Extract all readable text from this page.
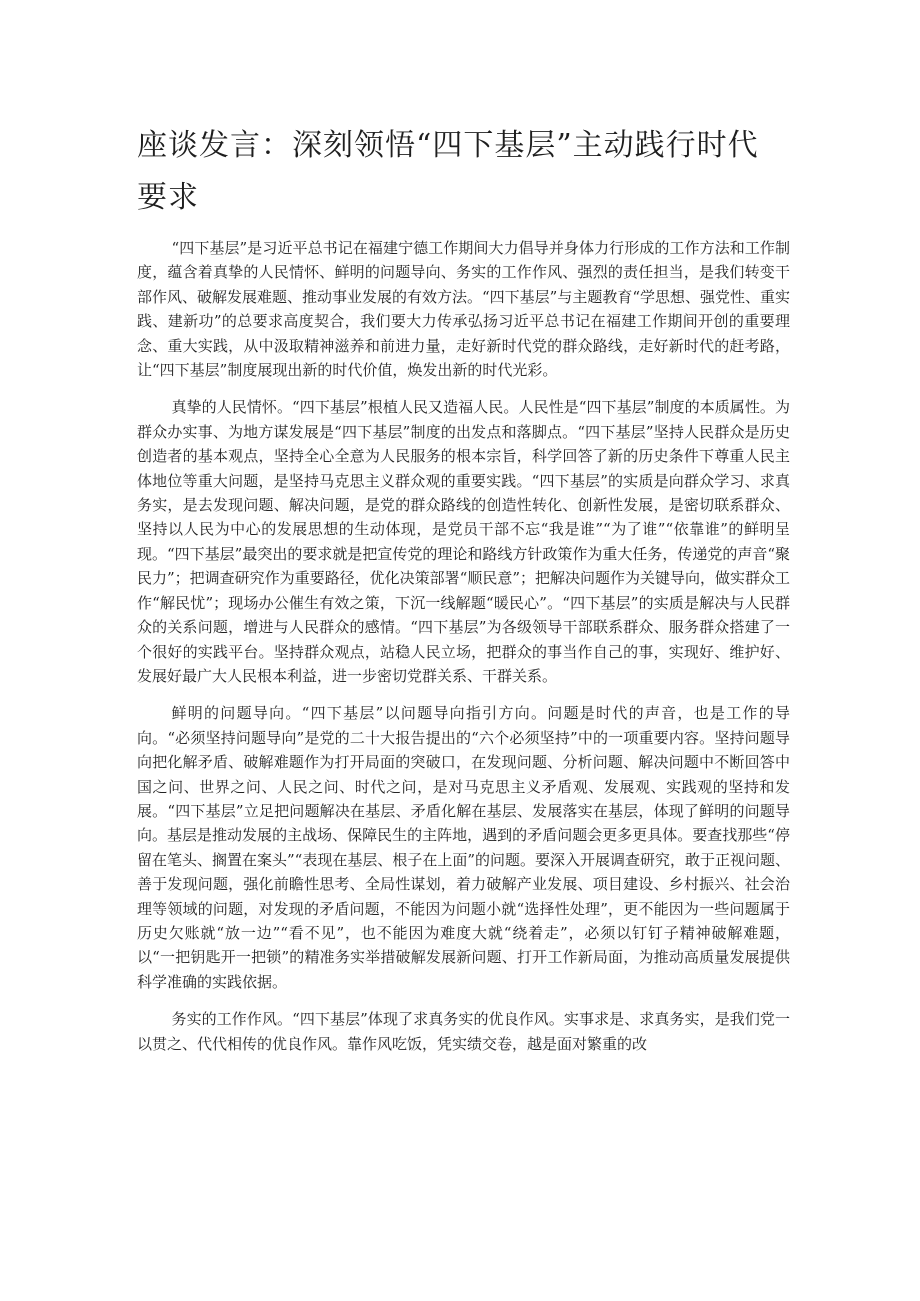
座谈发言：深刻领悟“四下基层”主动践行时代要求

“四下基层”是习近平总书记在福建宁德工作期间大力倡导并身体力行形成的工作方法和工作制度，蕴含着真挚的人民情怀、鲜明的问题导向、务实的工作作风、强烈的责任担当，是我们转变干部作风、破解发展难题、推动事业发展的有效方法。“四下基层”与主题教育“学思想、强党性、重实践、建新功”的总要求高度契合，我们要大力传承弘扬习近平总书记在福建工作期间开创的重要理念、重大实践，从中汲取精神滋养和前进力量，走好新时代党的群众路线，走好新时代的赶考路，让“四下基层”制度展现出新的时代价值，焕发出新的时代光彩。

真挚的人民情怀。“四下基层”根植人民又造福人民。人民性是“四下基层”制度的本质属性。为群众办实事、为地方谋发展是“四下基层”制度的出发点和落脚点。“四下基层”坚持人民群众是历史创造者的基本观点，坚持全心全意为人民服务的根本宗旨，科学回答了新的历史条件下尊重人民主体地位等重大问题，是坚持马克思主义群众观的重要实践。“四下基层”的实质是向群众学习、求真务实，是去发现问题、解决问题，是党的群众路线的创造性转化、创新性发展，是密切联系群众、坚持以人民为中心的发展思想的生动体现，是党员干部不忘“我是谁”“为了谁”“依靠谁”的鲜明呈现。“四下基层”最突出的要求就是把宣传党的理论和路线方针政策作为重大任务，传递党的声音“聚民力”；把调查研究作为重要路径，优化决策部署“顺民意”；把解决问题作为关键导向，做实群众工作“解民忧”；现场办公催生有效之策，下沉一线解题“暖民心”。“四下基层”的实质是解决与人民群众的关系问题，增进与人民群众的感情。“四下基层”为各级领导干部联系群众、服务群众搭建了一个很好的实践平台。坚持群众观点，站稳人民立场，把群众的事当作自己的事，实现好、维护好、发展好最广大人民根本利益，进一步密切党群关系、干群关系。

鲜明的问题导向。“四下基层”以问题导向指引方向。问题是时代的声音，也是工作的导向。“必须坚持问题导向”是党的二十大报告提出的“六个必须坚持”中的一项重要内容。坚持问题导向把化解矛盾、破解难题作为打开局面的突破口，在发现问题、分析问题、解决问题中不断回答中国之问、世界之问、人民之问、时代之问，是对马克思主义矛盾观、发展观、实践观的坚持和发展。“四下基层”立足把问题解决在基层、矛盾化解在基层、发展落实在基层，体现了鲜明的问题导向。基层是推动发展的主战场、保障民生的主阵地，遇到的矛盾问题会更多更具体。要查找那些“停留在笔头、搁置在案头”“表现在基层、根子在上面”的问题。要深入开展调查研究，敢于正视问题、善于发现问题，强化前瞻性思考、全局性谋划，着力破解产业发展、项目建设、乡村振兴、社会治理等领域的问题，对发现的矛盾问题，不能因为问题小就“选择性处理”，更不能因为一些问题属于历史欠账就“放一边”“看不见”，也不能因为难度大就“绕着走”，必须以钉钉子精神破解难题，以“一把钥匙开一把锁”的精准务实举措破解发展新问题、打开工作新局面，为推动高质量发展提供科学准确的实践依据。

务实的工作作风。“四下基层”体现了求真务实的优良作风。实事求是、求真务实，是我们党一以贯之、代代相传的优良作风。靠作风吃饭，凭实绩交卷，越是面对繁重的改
__________________________________________________
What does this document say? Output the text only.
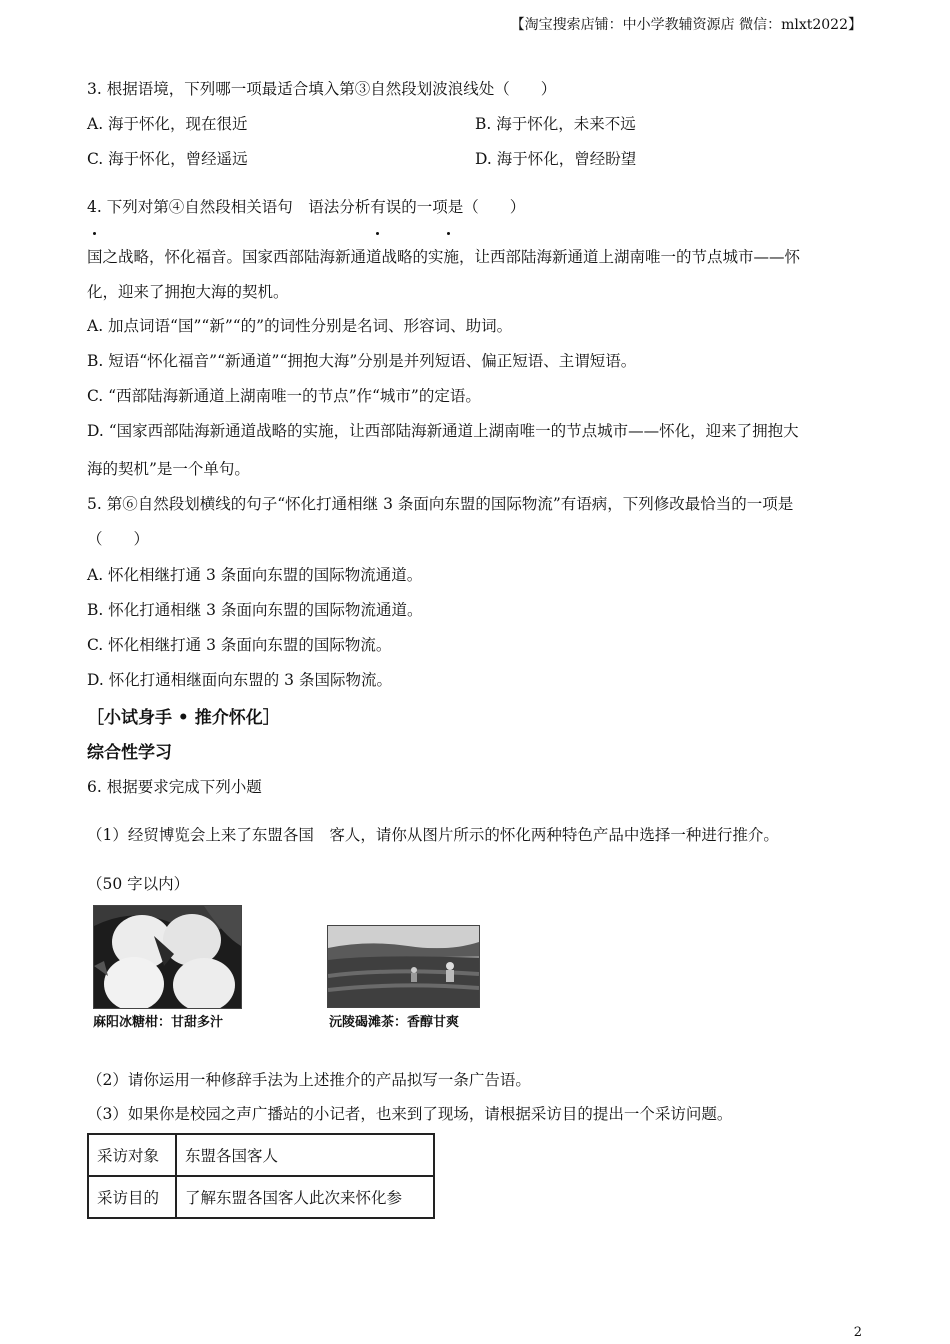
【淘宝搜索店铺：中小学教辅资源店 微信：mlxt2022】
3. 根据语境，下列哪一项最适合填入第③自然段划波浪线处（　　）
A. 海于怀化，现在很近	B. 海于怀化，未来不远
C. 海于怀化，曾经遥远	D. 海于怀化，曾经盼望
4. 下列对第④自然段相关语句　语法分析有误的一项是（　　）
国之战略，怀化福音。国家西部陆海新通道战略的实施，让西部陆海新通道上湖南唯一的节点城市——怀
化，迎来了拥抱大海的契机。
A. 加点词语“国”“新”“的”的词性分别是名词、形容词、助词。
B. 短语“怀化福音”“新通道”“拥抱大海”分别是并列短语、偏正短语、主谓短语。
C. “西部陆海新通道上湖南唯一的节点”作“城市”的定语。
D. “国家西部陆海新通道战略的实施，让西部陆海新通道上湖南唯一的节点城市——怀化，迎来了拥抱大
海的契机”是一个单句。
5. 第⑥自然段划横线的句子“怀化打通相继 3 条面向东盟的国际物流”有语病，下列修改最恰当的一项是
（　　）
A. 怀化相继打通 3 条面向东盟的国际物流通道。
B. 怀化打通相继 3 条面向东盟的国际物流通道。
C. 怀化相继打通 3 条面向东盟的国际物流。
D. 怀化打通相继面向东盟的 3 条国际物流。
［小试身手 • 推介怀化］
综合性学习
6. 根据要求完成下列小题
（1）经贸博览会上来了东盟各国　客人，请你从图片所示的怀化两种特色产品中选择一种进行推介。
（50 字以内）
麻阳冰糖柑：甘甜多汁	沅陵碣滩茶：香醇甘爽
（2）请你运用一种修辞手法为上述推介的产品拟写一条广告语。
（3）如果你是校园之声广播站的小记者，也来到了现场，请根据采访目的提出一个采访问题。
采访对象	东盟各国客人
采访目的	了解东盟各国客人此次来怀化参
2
__________________________________________________
◆ PROBLEM DESCRIPTION
Using the listing above, locate the lines that hold "text" and copy each one.

◆ EXERCISE RESULT
Extract all readable text from this page.
What does this document say? Output the text only.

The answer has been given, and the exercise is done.